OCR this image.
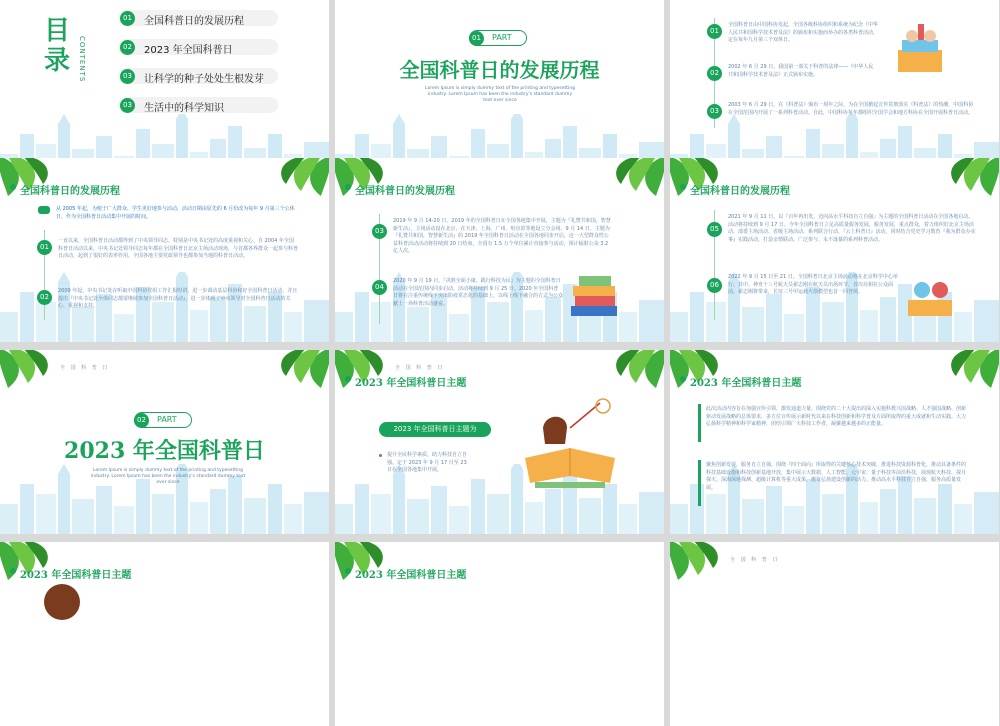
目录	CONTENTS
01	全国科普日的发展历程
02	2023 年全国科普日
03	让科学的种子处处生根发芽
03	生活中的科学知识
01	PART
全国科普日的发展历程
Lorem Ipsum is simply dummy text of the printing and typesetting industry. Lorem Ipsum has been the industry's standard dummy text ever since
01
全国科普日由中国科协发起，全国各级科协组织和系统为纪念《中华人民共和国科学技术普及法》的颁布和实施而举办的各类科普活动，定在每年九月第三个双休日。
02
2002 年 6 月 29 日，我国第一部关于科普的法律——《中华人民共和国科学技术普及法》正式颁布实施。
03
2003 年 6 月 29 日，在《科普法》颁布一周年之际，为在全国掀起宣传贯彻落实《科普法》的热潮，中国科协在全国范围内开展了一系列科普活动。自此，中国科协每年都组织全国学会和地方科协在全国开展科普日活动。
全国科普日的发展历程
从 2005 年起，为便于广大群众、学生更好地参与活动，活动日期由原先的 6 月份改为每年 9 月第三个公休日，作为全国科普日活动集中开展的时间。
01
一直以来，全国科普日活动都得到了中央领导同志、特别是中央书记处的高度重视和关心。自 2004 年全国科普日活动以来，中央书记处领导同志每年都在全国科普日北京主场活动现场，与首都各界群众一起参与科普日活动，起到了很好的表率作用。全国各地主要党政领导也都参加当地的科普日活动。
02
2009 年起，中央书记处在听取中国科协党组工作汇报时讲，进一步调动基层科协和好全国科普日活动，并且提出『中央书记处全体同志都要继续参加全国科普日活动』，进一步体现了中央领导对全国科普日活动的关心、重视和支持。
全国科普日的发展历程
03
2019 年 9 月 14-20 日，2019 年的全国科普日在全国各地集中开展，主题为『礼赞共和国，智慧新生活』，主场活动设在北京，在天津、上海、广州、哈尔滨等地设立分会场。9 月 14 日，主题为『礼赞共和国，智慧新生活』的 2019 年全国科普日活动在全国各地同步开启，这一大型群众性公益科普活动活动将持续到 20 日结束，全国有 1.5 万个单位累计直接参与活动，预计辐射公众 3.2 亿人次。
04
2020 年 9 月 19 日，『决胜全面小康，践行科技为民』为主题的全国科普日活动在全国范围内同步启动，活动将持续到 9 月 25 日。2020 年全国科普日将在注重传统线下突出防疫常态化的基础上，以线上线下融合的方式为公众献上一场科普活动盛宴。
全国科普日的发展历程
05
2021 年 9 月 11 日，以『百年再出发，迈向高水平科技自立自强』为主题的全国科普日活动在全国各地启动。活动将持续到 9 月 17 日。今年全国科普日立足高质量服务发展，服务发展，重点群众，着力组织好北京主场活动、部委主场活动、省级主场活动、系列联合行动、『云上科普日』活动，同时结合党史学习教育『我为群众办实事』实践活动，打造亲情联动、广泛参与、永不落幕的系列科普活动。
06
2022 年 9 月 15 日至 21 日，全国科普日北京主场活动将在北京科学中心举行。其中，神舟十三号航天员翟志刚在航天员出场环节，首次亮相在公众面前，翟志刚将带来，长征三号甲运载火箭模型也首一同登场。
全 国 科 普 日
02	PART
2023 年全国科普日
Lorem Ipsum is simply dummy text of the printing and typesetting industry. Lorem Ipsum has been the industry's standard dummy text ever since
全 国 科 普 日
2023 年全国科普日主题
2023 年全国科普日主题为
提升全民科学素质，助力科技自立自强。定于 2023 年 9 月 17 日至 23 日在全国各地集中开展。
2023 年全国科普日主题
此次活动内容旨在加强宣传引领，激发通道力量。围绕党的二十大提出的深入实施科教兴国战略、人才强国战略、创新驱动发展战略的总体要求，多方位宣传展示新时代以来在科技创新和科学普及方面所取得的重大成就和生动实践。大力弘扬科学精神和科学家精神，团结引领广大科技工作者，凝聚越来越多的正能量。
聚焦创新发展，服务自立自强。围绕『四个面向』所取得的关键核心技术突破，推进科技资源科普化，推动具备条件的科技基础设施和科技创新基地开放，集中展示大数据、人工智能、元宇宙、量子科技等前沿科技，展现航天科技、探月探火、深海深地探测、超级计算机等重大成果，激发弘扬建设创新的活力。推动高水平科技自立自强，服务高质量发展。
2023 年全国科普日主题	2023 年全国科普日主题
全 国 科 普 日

= = = =

* Goal *
Send back the data above word for word, with the pictures left out.

* Exercise output *
OCR this image.
目录	CONTENTS
01	全国科普日的发展历程
02	2023 年全国科普日
03	让科学的种子处处生根发芽
03	生活中的科学知识
01	PART
全国科普日的发展历程
Lorem Ipsum is simply dummy text of the printing and typesetting industry. Lorem Ipsum has been the industry's standard dummy text ever since
01
全国科普日由中国科协发起，全国各级科协组织和系统为纪念《中华人民共和国科学技术普及法》的颁布和实施而举办的各类科普活动，定在每年九月第三个双休日。
02
2002 年 6 月 29 日，我国第一部关于科普的法律——《中华人民共和国科学技术普及法》正式颁布实施。
03
2003 年 6 月 29 日，在《科普法》颁布一周年之际，为在全国掀起宣传贯彻落实《科普法》的热潮，中国科协在全国范围内开展了一系列科普活动。自此，中国科协每年都组织全国学会和地方科协在全国开展科普日活动。
全国科普日的发展历程
从 2005 年起，为便于广大群众、学生更好地参与活动，活动日期由原先的 6 月份改为每年 9 月第三个公休日，作为全国科普日活动集中开展的时间。
01
一直以来，全国科普日活动都得到了中央领导同志、特别是中央书记处的高度重视和关心。自 2004 年全国科普日活动以来，中央书记处领导同志每年都在全国科普日北京主场活动现场，与首都各界群众一起参与科普日活动，起到了很好的表率作用。全国各地主要党政领导也都参加当地的科普日活动。
02
2009 年起，中央书记处在听取中国科协党组工作汇报时讲，进一步调动基层科协和好全国科普日活动，并且提出『中央书记处全体同志都要继续参加全国科普日活动』，进一步体现了中央领导对全国科普日活动的关心、重视和支持。
全国科普日的发展历程
03
2019 年 9 月 14-20 日，2019 年的全国科普日在全国各地集中开展，主题为『礼赞共和国，智慧新生活』，主场活动设在北京，在天津、上海、广州、哈尔滨等地设立分会场。9 月 14 日，主题为『礼赞共和国，智慧新生活』的 2019 年全国科普日活动在全国各地同步开启，这一大型群众性公益科普活动活动将持续到 20 日结束，全国有 1.5 万个单位累计直接参与活动，预计辐射公众 3.2 亿人次。
04
2020 年 9 月 19 日，『决胜全面小康，践行科技为民』为主题的全国科普日活动在全国范围内同步启动，活动将持续到 9 月 25 日。2020 年全国科普日将在注重传统线下突出防疫常态化的基础上，以线上线下融合的方式为公众献上一场科普活动盛宴。
全国科普日的发展历程
05
2021 年 9 月 11 日，以『百年再出发，迈向高水平科技自立自强』为主题的全国科普日活动在全国各地启动。活动将持续到 9 月 17 日。今年全国科普日立足高质量服务发展，服务发展，重点群众，着力组织好北京主场活动、部委主场活动、省级主场活动、系列联合行动、『云上科普日』活动，同时结合党史学习教育『我为群众办实事』实践活动，打造亲情联动、广泛参与、永不落幕的系列科普活动。
06
2022 年 9 月 15 日至 21 日，全国科普日北京主场活动将在北京科学中心举行。其中，神舟十三号航天员翟志刚在航天员出场环节，首次亮相在公众面前，翟志刚将带来，长征三号甲运载火箭模型也首一同登场。
全 国 科 普 日
02	PART
2023 年全国科普日
Lorem Ipsum is simply dummy text of the printing and typesetting industry. Lorem Ipsum has been the industry's standard dummy text ever since
全 国 科 普 日
2023 年全国科普日主题
2023 年全国科普日主题为
提升全民科学素质，助力科技自立自强。定于 2023 年 9 月 17 日至 23 日在全国各地集中开展。
2023 年全国科普日主题
此次活动内容旨在加强宣传引领，激发通道力量。围绕党的二十大提出的深入实施科教兴国战略、人才强国战略、创新驱动发展战略的总体要求，多方位宣传展示新时代以来在科技创新和科学普及方面所取得的重大成就和生动实践。大力弘扬科学精神和科学家精神，团结引领广大科技工作者，凝聚越来越多的正能量。
聚焦创新发展，服务自立自强。围绕『四个面向』所取得的关键核心技术突破，推进科技资源科普化，推动具备条件的科技基础设施和科技创新基地开放，集中展示大数据、人工智能、元宇宙、量子科技等前沿科技，展现航天科技、探月探火、深海深地探测、超级计算机等重大成果，激发弘扬建设创新的活力。推动高水平科技自立自强，服务高质量发展。
2023 年全国科普日主题	2023 年全国科普日主题
全 国 科 普 日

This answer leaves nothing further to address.